Layout annotation data
+++

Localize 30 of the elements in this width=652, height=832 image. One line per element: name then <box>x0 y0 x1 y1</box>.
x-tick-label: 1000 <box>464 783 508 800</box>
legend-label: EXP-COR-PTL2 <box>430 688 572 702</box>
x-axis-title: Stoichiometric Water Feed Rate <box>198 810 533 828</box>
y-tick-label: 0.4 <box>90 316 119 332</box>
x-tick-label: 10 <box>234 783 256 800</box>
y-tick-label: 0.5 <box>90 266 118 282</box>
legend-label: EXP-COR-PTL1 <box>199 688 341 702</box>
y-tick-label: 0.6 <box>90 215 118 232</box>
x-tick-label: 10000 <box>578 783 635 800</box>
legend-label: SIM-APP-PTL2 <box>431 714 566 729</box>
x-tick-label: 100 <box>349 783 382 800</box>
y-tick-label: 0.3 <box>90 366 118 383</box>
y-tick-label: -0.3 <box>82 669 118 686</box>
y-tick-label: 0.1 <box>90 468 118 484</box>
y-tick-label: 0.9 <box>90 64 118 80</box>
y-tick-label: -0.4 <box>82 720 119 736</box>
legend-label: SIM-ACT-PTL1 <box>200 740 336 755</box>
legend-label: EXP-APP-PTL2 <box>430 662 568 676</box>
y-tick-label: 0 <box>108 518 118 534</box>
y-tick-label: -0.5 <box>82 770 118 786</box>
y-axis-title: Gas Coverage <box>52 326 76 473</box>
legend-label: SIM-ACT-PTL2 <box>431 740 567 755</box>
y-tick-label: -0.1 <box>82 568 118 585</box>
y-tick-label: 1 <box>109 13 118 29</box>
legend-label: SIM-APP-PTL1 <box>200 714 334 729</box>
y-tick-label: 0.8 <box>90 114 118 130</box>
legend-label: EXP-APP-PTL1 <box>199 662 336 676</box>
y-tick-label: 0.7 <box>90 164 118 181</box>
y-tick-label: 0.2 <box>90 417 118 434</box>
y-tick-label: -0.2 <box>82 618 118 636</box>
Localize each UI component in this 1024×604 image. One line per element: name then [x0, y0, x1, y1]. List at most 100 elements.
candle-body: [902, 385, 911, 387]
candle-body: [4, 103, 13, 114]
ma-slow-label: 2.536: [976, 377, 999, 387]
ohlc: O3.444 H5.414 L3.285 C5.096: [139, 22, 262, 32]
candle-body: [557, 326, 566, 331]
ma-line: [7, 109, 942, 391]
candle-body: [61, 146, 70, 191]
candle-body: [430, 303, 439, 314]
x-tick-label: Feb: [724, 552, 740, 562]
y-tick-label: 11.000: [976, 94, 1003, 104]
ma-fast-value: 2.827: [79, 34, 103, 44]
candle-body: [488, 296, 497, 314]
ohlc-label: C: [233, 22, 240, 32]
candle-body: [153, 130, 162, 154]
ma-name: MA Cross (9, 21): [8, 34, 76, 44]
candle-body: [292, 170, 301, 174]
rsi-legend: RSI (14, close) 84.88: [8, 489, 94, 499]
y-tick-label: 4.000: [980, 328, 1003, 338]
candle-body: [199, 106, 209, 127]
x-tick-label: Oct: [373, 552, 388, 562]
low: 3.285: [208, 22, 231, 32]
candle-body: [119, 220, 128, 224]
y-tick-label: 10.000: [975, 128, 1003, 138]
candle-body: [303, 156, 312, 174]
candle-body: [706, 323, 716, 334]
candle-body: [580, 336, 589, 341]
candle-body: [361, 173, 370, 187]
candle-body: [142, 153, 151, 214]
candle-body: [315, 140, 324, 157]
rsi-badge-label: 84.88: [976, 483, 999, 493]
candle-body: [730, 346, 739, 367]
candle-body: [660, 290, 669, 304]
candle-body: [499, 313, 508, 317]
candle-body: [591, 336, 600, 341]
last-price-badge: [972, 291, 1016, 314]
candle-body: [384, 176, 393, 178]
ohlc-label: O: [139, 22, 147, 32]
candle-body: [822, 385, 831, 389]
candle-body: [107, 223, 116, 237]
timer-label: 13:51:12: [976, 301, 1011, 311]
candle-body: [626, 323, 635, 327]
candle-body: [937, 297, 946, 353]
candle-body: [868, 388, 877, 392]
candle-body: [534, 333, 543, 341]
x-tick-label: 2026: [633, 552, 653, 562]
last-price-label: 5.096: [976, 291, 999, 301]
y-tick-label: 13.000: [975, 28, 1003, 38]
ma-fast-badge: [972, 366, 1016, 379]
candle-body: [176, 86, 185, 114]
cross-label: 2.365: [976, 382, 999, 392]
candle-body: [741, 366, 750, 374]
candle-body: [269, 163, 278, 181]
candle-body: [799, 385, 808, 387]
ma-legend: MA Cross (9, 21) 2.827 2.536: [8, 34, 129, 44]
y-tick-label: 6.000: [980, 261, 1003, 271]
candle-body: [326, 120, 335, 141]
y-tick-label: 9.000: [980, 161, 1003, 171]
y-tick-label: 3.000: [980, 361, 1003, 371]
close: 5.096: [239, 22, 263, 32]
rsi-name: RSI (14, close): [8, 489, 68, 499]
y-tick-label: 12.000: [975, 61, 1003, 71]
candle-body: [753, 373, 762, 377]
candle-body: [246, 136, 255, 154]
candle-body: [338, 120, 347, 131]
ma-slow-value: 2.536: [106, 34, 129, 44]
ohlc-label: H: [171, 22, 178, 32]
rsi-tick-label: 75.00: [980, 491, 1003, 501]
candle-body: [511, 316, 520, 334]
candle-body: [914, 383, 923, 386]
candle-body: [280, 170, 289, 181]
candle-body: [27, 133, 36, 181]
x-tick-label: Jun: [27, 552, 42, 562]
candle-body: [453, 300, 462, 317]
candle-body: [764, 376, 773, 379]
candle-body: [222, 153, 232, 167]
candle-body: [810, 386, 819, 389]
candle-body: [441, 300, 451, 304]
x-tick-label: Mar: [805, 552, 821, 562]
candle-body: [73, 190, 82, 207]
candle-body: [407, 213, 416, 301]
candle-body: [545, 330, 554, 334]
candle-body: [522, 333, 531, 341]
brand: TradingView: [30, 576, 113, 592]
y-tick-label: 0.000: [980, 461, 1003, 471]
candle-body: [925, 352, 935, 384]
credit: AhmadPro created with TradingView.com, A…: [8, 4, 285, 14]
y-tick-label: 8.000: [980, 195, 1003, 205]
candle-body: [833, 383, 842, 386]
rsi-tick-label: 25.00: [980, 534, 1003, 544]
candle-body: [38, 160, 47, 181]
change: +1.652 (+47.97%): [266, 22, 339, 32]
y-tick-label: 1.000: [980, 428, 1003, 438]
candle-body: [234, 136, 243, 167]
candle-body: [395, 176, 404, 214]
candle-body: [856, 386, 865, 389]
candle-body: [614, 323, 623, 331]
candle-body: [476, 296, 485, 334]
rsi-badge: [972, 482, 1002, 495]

+++

◆ What you have to do:
Could you give the stretch from the start of the records through the line containing "x-tick-label: 10000 <box>578" again, switching "legend-label" to "legend-entry" and leaving everything else unchanged?

◆ Solution:
Localize 30 of the elements in this width=652, height=832 image. One line per element: name then <box>x0 y0 x1 y1</box>.
x-tick-label: 1000 <box>464 783 508 800</box>
legend-entry: EXP-COR-PTL2 <box>430 688 572 702</box>
x-axis-title: Stoichiometric Water Feed Rate <box>198 810 533 828</box>
y-tick-label: 0.4 <box>90 316 119 332</box>
x-tick-label: 10 <box>234 783 256 800</box>
y-tick-label: 0.5 <box>90 266 118 282</box>
legend-entry: EXP-COR-PTL1 <box>199 688 341 702</box>
y-tick-label: 0.6 <box>90 215 118 232</box>
x-tick-label: 10000 <box>578 783 635 800</box>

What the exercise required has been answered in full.